--- What you are asked to do ---
Copy the entries below exactly. Images do not belong in the copy.

(Data records)

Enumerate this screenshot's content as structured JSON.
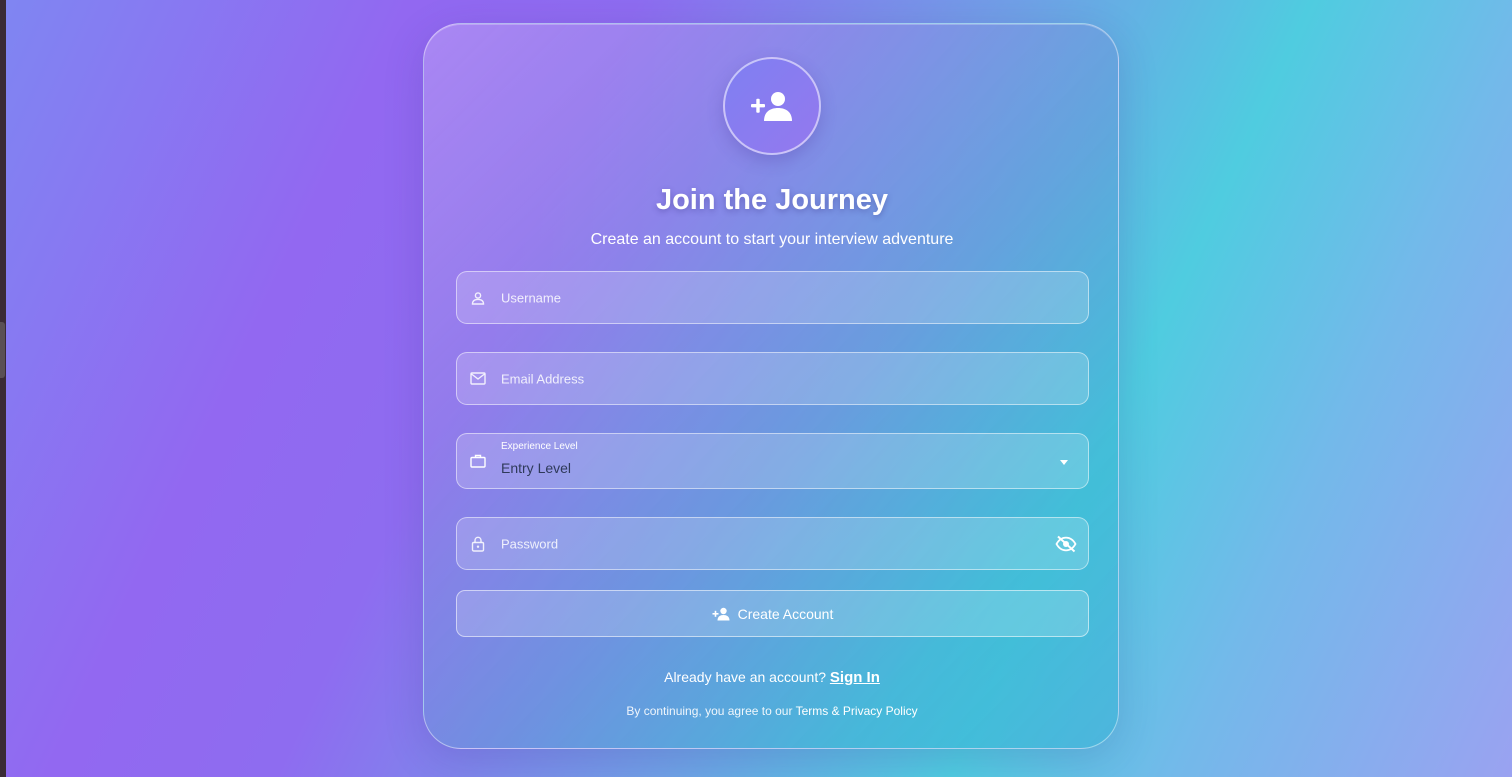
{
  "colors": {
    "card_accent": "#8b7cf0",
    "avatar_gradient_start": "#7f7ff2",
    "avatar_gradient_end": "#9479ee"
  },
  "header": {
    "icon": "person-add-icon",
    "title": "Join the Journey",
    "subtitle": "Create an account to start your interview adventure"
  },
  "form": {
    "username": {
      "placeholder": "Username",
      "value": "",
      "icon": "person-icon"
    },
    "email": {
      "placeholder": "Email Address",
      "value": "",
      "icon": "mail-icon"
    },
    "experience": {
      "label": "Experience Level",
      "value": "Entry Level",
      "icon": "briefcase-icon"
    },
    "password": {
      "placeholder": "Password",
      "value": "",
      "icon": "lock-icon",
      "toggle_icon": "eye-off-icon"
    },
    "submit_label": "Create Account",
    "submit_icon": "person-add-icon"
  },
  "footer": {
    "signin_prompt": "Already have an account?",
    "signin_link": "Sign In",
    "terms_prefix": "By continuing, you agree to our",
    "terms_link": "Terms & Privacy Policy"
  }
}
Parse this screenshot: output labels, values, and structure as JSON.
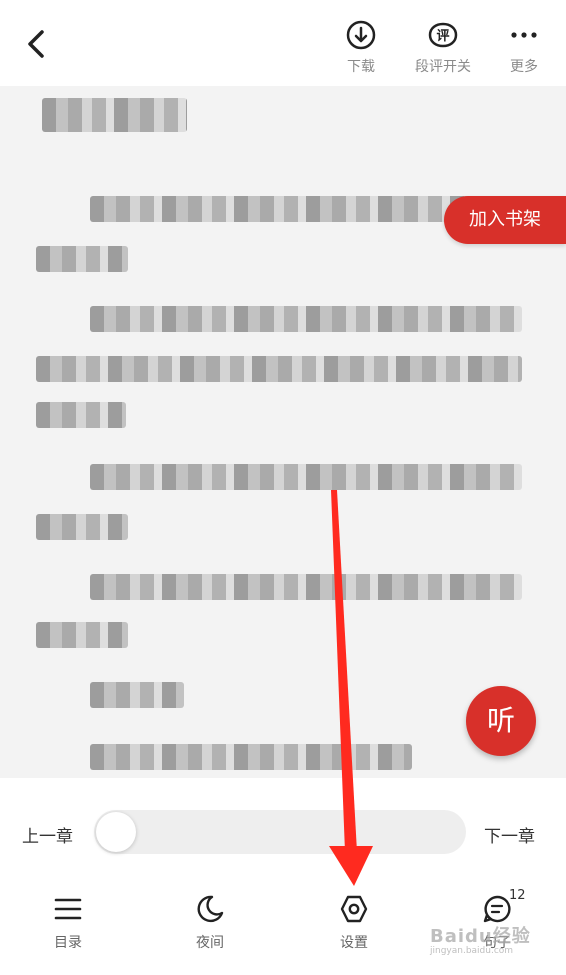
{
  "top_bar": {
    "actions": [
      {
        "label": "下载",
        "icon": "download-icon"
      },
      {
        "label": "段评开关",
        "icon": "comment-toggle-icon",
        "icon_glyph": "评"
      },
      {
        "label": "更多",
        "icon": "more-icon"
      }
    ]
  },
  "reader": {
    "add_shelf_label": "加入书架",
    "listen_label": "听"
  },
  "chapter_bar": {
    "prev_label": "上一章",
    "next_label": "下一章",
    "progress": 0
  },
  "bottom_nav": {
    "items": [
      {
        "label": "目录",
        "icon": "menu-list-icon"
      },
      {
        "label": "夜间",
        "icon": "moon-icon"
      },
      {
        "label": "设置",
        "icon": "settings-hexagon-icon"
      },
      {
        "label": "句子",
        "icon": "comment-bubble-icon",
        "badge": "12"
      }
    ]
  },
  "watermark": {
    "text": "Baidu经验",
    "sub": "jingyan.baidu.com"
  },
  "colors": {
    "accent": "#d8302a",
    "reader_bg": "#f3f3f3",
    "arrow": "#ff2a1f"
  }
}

--- Answer below ---
Enumerate this screenshot's content as structured JSON.
{
  "colors": {
    "card_accent": "#8b7cf0",
    "avatar_gradient_start": "#7f7ff2",
    "avatar_gradient_end": "#9479ee"
  },
  "header": {
    "icon": "person-add-icon",
    "title": "Join the Journey",
    "subtitle": "Create an account to start your interview adventure"
  },
  "form": {
    "username": {
      "placeholder": "Username",
      "value": "",
      "icon": "person-icon"
    },
    "email": {
      "placeholder": "Email Address",
      "value": "",
      "icon": "mail-icon"
    },
    "experience": {
      "label": "Experience Level",
      "value": "Entry Level",
      "icon": "briefcase-icon"
    },
    "password": {
      "placeholder": "Password",
      "value": "",
      "icon": "lock-icon",
      "toggle_icon": "eye-off-icon"
    },
    "submit_label": "Create Account",
    "submit_icon": "person-add-icon"
  },
  "footer": {
    "signin_prompt": "Already have an account?",
    "signin_link": "Sign In",
    "terms_prefix": "By continuing, you agree to our",
    "terms_link": "Terms & Privacy Policy"
  }
}
Parse this screenshot: output labels, values, and structure as JSON.
{
  "top_bar": {
    "actions": [
      {
        "label": "下载",
        "icon": "download-icon"
      },
      {
        "label": "段评开关",
        "icon": "comment-toggle-icon",
        "icon_glyph": "评"
      },
      {
        "label": "更多",
        "icon": "more-icon"
      }
    ]
  },
  "reader": {
    "add_shelf_label": "加入书架",
    "listen_label": "听"
  },
  "chapter_bar": {
    "prev_label": "上一章",
    "next_label": "下一章",
    "progress": 0
  },
  "bottom_nav": {
    "items": [
      {
        "label": "目录",
        "icon": "menu-list-icon"
      },
      {
        "label": "夜间",
        "icon": "moon-icon"
      },
      {
        "label": "设置",
        "icon": "settings-hexagon-icon"
      },
      {
        "label": "句子",
        "icon": "comment-bubble-icon",
        "badge": "12"
      }
    ]
  },
  "watermark": {
    "text": "Baidu经验",
    "sub": "jingyan.baidu.com"
  },
  "colors": {
    "accent": "#d8302a",
    "reader_bg": "#f3f3f3",
    "arrow": "#ff2a1f"
  }
}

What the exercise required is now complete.